▶ _What you need to do_: Count how many lines have the word "title" in them. Reply with that number by itself.
-- BEGIN Exercise material --
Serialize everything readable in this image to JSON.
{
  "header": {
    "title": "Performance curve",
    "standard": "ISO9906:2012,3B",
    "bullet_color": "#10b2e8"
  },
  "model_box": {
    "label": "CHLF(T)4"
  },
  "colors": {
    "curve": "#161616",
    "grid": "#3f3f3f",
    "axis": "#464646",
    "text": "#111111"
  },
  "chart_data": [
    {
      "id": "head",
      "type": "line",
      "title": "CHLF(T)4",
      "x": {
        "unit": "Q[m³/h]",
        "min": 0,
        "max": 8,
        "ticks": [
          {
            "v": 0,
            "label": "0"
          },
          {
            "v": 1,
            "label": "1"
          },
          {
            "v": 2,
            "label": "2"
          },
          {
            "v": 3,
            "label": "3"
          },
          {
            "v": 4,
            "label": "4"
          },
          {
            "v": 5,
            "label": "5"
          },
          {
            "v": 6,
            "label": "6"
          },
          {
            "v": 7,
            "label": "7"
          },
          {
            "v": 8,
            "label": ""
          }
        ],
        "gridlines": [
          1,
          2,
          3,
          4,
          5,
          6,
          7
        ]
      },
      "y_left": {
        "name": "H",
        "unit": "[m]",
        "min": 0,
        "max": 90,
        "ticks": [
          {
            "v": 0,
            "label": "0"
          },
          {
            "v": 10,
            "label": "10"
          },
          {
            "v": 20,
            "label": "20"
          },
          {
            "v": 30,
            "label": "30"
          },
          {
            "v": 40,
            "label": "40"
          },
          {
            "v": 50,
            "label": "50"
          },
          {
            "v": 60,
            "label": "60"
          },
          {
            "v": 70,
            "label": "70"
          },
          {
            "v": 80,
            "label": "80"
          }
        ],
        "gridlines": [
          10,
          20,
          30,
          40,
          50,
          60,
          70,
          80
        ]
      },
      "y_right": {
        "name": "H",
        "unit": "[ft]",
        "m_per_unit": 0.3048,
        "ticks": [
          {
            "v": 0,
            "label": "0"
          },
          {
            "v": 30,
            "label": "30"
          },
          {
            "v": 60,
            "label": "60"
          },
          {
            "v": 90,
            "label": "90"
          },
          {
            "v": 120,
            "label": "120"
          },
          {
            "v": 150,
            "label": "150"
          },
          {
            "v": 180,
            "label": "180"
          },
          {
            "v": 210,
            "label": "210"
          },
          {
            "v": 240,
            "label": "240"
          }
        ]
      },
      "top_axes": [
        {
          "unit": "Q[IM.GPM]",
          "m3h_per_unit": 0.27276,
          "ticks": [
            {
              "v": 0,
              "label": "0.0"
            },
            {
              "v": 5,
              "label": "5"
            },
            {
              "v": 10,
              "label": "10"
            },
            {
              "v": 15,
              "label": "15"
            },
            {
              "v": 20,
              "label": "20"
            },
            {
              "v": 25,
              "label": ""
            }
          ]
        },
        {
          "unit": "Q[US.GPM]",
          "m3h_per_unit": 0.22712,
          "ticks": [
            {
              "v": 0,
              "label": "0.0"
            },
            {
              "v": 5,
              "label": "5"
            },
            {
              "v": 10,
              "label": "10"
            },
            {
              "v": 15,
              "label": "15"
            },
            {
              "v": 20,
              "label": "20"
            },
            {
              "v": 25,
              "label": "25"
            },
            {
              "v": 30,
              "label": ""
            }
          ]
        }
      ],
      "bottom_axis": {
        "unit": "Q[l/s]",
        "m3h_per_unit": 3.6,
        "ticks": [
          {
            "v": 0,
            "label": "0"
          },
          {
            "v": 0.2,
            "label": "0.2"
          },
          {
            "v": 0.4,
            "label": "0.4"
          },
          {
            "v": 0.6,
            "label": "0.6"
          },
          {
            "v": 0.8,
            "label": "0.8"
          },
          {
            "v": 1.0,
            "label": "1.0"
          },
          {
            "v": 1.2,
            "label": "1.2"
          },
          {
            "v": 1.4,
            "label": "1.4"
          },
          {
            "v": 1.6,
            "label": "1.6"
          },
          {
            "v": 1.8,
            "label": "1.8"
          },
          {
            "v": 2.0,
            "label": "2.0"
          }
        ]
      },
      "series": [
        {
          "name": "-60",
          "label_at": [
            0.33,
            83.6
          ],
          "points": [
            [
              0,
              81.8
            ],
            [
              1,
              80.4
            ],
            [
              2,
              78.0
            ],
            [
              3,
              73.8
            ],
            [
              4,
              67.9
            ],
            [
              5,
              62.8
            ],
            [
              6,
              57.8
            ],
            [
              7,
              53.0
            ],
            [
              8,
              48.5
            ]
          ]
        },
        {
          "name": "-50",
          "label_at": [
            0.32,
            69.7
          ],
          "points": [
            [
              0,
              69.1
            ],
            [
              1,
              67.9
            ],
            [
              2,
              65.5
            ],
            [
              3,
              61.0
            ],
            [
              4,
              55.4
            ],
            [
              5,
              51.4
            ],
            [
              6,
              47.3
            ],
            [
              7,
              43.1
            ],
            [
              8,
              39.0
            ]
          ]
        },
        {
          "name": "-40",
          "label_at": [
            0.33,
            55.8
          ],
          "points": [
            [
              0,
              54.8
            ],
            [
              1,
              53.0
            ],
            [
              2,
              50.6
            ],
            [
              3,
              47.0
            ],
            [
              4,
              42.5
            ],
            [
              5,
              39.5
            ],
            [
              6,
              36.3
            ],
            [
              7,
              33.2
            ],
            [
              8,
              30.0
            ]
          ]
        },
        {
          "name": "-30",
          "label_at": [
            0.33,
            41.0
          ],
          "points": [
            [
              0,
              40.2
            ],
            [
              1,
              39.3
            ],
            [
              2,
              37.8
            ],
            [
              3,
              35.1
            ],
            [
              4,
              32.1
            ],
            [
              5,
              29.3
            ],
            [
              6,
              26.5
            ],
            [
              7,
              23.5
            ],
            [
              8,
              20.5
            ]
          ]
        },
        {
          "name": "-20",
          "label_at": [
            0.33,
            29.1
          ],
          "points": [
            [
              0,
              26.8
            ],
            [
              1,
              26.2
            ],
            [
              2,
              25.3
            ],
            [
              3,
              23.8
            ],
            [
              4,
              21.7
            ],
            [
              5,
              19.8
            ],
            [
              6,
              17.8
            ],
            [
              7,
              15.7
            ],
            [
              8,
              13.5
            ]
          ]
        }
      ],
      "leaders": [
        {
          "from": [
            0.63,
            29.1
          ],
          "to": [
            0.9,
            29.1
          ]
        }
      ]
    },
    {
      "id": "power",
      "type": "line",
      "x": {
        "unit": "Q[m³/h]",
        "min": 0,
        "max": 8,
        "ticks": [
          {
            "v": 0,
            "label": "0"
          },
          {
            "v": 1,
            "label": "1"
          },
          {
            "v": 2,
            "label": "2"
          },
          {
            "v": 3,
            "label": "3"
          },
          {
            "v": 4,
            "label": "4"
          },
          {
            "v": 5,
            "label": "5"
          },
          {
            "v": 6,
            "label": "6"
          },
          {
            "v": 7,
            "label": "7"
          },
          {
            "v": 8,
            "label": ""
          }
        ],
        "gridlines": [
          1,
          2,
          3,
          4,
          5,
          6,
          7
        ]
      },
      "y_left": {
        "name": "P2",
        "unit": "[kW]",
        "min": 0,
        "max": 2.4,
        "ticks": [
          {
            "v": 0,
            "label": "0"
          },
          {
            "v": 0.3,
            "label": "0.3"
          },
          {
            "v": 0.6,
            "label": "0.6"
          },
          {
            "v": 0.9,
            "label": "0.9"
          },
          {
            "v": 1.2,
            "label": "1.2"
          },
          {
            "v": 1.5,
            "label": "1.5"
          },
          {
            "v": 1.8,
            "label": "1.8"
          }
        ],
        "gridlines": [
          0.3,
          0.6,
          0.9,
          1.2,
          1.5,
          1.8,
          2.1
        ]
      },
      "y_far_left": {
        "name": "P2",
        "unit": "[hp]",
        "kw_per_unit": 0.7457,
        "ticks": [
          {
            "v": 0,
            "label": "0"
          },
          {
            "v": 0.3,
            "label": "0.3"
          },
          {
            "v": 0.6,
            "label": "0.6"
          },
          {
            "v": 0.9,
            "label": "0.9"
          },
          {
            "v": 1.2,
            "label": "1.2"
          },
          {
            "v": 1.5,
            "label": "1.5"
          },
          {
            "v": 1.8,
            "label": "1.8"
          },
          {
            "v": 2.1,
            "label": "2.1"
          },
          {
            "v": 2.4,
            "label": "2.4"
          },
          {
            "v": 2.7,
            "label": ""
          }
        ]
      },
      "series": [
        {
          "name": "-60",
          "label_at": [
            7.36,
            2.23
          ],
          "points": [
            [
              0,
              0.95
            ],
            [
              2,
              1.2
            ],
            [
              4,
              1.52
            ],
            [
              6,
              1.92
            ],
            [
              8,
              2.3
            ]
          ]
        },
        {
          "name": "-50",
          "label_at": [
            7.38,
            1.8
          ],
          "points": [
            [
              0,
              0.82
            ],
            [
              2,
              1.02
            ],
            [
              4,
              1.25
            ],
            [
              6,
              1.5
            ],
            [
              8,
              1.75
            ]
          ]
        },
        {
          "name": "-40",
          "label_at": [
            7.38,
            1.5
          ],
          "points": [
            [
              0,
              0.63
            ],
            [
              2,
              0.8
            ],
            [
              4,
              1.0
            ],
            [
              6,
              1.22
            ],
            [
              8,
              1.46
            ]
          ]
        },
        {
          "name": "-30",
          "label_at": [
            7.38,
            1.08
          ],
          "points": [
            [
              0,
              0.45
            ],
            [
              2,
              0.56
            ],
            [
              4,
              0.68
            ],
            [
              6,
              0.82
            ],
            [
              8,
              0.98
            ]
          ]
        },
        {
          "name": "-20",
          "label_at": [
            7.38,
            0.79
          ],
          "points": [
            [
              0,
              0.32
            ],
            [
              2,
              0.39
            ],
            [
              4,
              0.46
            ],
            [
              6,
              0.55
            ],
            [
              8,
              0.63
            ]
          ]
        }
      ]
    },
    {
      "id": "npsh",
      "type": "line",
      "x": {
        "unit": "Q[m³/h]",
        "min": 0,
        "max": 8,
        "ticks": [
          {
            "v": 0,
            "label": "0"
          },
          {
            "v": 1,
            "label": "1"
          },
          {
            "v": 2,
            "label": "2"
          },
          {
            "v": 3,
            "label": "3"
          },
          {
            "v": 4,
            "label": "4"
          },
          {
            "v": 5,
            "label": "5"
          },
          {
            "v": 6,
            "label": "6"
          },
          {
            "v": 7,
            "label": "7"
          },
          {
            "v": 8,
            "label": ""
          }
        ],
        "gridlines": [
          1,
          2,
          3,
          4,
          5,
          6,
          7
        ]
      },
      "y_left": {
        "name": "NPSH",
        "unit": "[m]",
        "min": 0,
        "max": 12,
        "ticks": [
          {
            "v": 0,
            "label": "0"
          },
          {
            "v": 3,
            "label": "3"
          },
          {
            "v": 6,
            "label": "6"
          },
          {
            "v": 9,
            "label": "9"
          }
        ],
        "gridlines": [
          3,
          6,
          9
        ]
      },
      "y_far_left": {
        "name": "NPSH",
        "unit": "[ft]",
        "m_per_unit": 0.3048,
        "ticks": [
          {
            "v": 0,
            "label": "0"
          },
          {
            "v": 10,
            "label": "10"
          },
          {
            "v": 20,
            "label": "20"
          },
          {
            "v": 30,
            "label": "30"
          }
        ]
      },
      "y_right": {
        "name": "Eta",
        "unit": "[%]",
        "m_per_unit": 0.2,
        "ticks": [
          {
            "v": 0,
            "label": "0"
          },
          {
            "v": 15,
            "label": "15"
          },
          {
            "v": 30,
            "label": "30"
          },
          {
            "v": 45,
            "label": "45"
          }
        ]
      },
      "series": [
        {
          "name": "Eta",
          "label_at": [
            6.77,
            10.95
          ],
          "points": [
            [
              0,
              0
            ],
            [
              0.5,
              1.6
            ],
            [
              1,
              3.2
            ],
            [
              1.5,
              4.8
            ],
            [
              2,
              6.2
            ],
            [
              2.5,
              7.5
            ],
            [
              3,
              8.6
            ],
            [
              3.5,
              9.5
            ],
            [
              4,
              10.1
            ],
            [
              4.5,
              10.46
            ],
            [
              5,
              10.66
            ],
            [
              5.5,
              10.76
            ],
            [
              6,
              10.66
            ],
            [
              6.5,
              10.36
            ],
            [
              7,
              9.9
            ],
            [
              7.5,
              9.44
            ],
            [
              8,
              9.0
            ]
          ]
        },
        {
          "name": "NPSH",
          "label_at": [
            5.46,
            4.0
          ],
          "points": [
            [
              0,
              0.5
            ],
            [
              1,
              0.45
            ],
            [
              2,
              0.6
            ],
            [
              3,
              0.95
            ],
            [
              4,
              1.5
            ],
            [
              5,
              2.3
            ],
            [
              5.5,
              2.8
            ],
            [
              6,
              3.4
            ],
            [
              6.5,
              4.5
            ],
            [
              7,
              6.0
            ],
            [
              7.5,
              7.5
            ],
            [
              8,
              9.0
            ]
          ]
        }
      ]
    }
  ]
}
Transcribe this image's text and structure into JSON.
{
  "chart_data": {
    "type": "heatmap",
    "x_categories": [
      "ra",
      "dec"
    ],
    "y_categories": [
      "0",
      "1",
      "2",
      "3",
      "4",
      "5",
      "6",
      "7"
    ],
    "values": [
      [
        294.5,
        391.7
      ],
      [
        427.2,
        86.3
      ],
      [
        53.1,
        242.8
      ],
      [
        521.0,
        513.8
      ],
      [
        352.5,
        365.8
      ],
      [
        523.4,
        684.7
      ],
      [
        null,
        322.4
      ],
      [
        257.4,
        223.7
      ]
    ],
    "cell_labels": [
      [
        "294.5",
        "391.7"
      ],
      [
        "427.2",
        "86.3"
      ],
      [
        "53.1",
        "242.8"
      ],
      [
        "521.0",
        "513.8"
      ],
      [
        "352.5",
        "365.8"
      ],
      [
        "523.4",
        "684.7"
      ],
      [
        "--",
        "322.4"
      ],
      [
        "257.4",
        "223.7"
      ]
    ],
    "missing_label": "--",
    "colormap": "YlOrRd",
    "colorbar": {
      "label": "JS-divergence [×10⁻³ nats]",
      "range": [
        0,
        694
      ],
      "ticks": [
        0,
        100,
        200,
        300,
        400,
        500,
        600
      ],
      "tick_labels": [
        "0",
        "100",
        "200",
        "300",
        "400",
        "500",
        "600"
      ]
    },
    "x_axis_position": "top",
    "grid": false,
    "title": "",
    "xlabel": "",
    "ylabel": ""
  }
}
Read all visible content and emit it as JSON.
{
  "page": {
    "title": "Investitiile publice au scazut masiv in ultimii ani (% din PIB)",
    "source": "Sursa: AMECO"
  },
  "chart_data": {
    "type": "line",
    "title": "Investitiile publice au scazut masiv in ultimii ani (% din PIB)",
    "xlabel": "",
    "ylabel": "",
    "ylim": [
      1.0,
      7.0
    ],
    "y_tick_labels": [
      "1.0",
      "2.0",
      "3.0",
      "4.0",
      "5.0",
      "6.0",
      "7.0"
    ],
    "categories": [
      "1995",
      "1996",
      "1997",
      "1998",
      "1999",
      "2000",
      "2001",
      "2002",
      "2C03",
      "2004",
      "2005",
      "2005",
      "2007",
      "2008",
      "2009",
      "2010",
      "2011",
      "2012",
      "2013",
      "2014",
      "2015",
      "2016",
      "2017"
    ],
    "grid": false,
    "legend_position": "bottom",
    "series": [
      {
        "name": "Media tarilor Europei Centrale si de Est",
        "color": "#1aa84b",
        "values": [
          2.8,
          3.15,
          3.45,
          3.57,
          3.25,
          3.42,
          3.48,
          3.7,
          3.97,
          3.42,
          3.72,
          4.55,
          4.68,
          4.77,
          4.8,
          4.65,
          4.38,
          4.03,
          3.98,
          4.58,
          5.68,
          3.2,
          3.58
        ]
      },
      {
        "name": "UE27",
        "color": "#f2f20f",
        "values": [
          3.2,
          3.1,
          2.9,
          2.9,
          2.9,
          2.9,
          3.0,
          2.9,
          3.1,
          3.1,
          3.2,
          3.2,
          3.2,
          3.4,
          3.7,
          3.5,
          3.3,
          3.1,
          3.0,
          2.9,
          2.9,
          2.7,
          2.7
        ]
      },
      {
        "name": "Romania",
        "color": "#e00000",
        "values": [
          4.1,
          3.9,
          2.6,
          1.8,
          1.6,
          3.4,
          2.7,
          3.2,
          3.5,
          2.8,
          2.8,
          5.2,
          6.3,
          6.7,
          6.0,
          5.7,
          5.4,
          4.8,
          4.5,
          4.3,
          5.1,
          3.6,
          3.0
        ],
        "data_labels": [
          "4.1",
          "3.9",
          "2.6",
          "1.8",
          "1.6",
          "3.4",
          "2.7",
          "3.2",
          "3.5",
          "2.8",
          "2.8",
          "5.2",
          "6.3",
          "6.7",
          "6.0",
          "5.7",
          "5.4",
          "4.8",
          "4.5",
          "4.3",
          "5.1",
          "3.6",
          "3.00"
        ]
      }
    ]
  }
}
-- END Exercise material --
▶ _Reply_: 5